## Requirement
Restate the listing that follows word for word, without its pictures.

## Material shown
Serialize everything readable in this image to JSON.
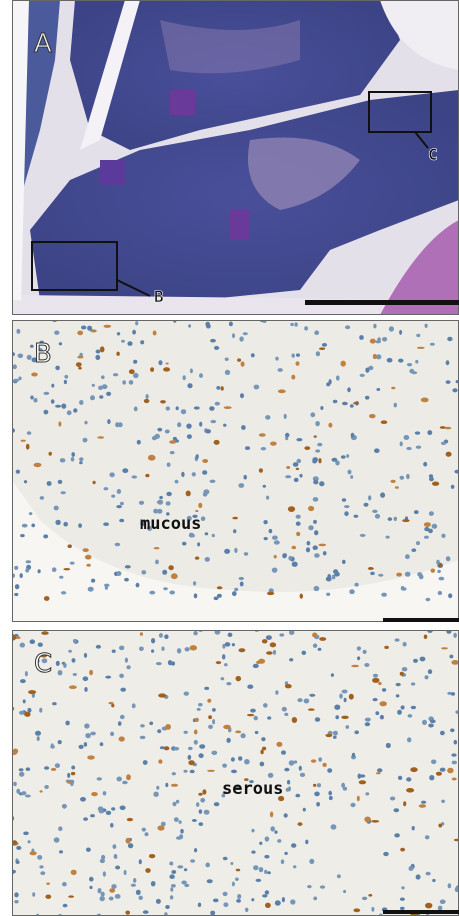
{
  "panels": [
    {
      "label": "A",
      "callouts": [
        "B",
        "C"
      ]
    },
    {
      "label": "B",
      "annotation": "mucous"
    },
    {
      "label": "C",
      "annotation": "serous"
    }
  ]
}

## Output for this exercise
Serialize everything readable in this image to JSON.
{
  "panels": [
    {
      "label": "A",
      "callouts": [
        "B",
        "C"
      ]
    },
    {
      "label": "B",
      "annotation": "mucous"
    },
    {
      "label": "C",
      "annotation": "serous"
    }
  ]
}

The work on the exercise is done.